## [PROBLEM STATEMENT]
Carry none of the pictures over; set down the material below exactly.

═════ INFORMATION GIVEN

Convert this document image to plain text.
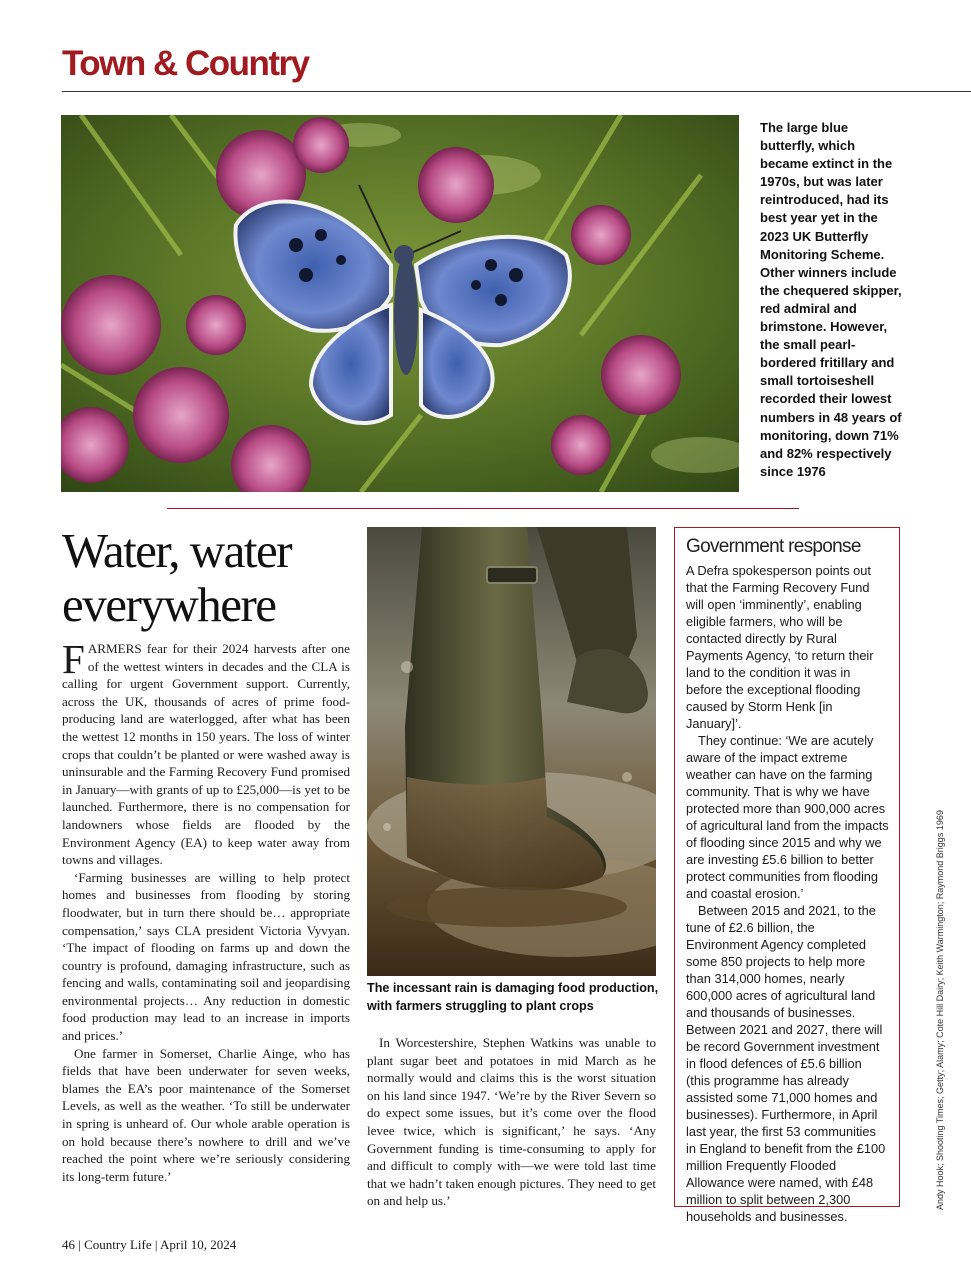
Town & Country

The large blue butterfly, which became extinct in the 1970s, but was later reintroduced, had its best year yet in the 2023 UK Butterfly Monitoring Scheme. Other winners include the chequered skipper, red admiral and brimstone. However, the small pearl-bordered fritillary and small tortoiseshell recorded their lowest numbers in 48 years of monitoring, down 71% and 82% respectively since 1976

Water, water everywhere

FARMERS fear for their 2024 harvests after one of the wettest winters in decades and the CLA is calling for urgent Government support. Currently, across the UK, thousands of acres of prime food-producing land are waterlogged, after what has been the wettest 12 months in 150 years. The loss of winter crops that couldn’t be planted or were washed away is uninsurable and the Farming Recovery Fund promised in January—with grants of up to £25,000—is yet to be launched. Furthermore, there is no compensation for landowners whose fields are flooded by the Environment Agency (EA) to keep water away from towns and villages.

‘Farming businesses are willing to help protect homes and businesses from flooding by storing floodwater, but in turn there should be… appropriate compensation,’ says CLA president Victoria Vyvyan. ‘The impact of flooding on farms up and down the country is profound, damaging infrastructure, such as fencing and walls, contaminating soil and jeopardising environmental projects… Any reduction in domestic food production may lead to an increase in imports and prices.’

One farmer in Somerset, Charlie Ainge, who has fields that have been underwater for seven weeks, blames the EA’s poor maintenance of the Somerset Levels, as well as the weather. ‘To still be underwater in spring is unheard of. Our whole arable operation is on hold because there’s nowhere to drill and we’ve reached the point where we’re seriously considering its long-term future.’

The incessant rain is damaging food production, with farmers struggling to plant crops

In Worcestershire, Stephen Watkins was unable to plant sugar beet and potatoes in mid March as he normally would and claims this is the worst situation on his land since 1947. ‘We’re by the River Severn so do expect some issues, but it’s come over the flood levee twice, which is significant,’ he says. ‘Any Government funding is time-consuming to apply for and difficult to comply with—we were told last time that we hadn’t taken enough pictures. They need to get on and help us.’

Government response

A Defra spokesperson points out that the Farming Recovery Fund will open ‘imminently’, enabling eligible farmers, who will be contacted directly by Rural Payments Agency, ‘to return their land to the condition it was in before the exceptional flooding caused by Storm Henk [in January]’.

They continue: ‘We are acutely aware of the impact extreme weather can have on the farming community. That is why we have protected more than 900,000 acres of agricultural land from the impacts of flooding since 2015 and why we are investing £5.6 billion to better protect communities from flooding and coastal erosion.’

Between 2015 and 2021, to the tune of £2.6 billion, the Environment Agency completed some 850 projects to help more than 314,000 homes, nearly 600,000 acres of agricultural land and thousands of businesses. Between 2021 and 2027, there will be record Government investment in flood defences of £5.6 billion (this programme has already assisted some 71,000 homes and businesses). Furthermore, in April last year, the first 53 communities in England to benefit from the £100 million Frequently Flooded Allowance were named, with £48 million to split between 2,300 households and businesses.

Andy Hook; Shooting Times; Getty; Alamy; Cote Hill Dairy; Keith Warmington; Raymond Briggs 1969
46 | Country Life | April 10, 2024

══════════

## [FINISHED TASK]
Convert this document image to plain text.
Town & Country

The large blue butterfly, which became extinct in the 1970s, but was later reintroduced, had its best year yet in the 2023 UK Butterfly Monitoring Scheme. Other winners include the chequered skipper, red admiral and brimstone. However, the small pearl-bordered fritillary and small tortoiseshell recorded their lowest numbers in 48 years of monitoring, down 71% and 82% respectively since 1976

Water, water everywhere

FARMERS fear for their 2024 harvests after one of the wettest winters in decades and the CLA is calling for urgent Government support. Currently, across the UK, thousands of acres of prime food-producing land are waterlogged, after what has been the wettest 12 months in 150 years. The loss of winter crops that couldn’t be planted or were washed away is uninsurable and the Farming Recovery Fund promised in January—with grants of up to £25,000—is yet to be launched. Furthermore, there is no compensation for landowners whose fields are flooded by the Environment Agency (EA) to keep water away from towns and villages.

‘Farming businesses are willing to help protect homes and businesses from flooding by storing floodwater, but in turn there should be… appropriate compensation,’ says CLA president Victoria Vyvyan. ‘The impact of flooding on farms up and down the country is profound, damaging infrastructure, such as fencing and walls, contaminating soil and jeopardising environmental projects… Any reduction in domestic food production may lead to an increase in imports and prices.’

One farmer in Somerset, Charlie Ainge, who has fields that have been underwater for seven weeks, blames the EA’s poor maintenance of the Somerset Levels, as well as the weather. ‘To still be underwater in spring is unheard of. Our whole arable operation is on hold because there’s nowhere to drill and we’ve reached the point where we’re seriously considering its long-term future.’

The incessant rain is damaging food production, with farmers struggling to plant crops

In Worcestershire, Stephen Watkins was unable to plant sugar beet and potatoes in mid March as he normally would and claims this is the worst situation on his land since 1947. ‘We’re by the River Severn so do expect some issues, but it’s come over the flood levee twice, which is significant,’ he says. ‘Any Government funding is time-consuming to apply for and difficult to comply with—we were told last time that we hadn’t taken enough pictures. They need to get on and help us.’

Government response

A Defra spokesperson points out that the Farming Recovery Fund will open ‘imminently’, enabling eligible farmers, who will be contacted directly by Rural Payments Agency, ‘to return their land to the condition it was in before the exceptional flooding caused by Storm Henk [in January]’.

They continue: ‘We are acutely aware of the impact extreme weather can have on the farming community. That is why we have protected more than 900,000 acres of agricultural land from the impacts of flooding since 2015 and why we are investing £5.6 billion to better protect communities from flooding and coastal erosion.’

Between 2015 and 2021, to the tune of £2.6 billion, the Environment Agency completed some 850 projects to help more than 314,000 homes, nearly 600,000 acres of agricultural land and thousands of businesses. Between 2021 and 2027, there will be record Government investment in flood defences of £5.6 billion (this programme has already assisted some 71,000 homes and businesses). Furthermore, in April last year, the first 53 communities in England to benefit from the £100 million Frequently Flooded Allowance were named, with £48 million to split between 2,300 households and businesses.

Andy Hook; Shooting Times; Getty; Alamy; Cote Hill Dairy; Keith Warmington; Raymond Briggs 1969
46 | Country Life | April 10, 2024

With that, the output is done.